INSTRUCTIONS FOR THE TASK: From the listing below, pick out each line with the word "Cash".

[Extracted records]
>>>
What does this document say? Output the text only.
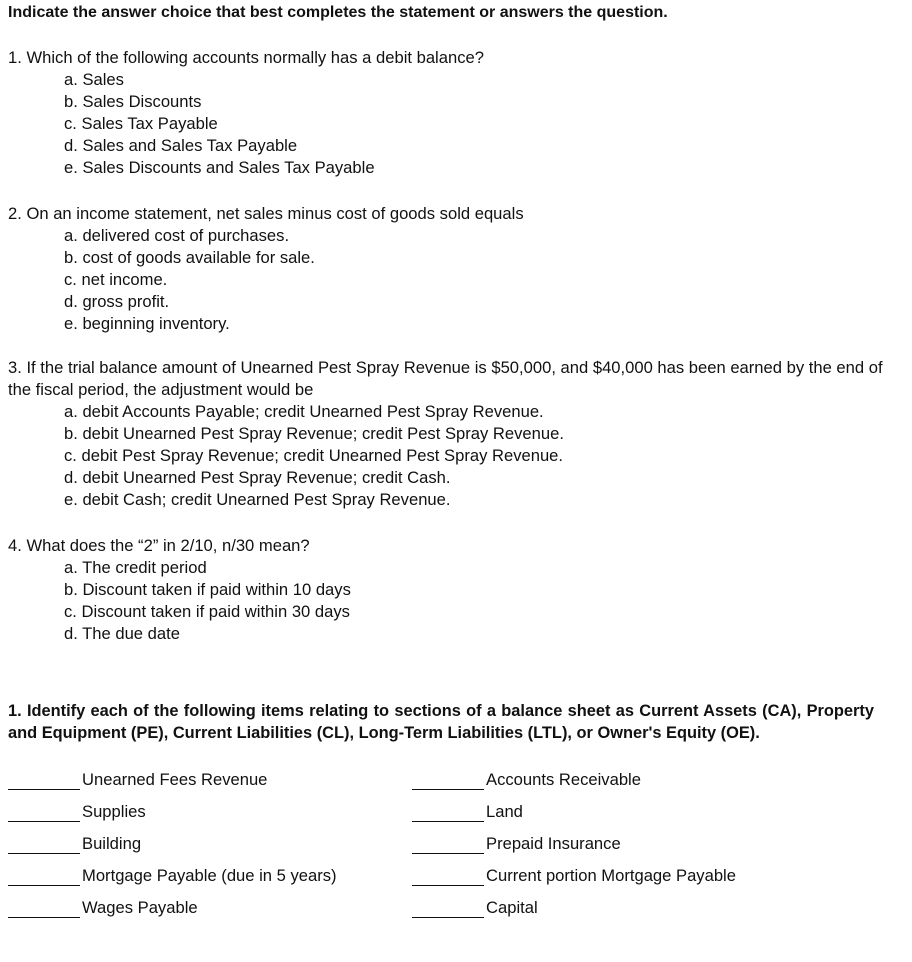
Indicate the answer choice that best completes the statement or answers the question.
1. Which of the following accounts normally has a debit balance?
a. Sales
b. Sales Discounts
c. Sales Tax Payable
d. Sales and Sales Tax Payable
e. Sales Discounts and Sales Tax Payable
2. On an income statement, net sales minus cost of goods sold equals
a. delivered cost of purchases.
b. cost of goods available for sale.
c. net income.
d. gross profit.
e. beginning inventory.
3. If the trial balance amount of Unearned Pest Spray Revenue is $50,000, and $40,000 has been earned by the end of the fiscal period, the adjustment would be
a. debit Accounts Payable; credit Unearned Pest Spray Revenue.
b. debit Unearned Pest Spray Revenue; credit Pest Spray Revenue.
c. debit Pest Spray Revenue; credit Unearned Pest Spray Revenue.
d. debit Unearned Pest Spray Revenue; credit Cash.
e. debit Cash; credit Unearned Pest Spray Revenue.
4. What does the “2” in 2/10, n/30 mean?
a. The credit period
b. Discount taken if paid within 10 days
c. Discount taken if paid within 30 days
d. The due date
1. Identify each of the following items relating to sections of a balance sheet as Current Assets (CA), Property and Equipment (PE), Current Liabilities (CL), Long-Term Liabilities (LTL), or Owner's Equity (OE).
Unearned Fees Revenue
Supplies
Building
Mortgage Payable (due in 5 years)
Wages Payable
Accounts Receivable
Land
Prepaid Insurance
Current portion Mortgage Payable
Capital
<<<
REPLY TO THE EXERCISE:
d. debit Unearned Pest Spray Revenue; credit Cash.
e. debit Cash; credit Unearned Pest Spray Revenue.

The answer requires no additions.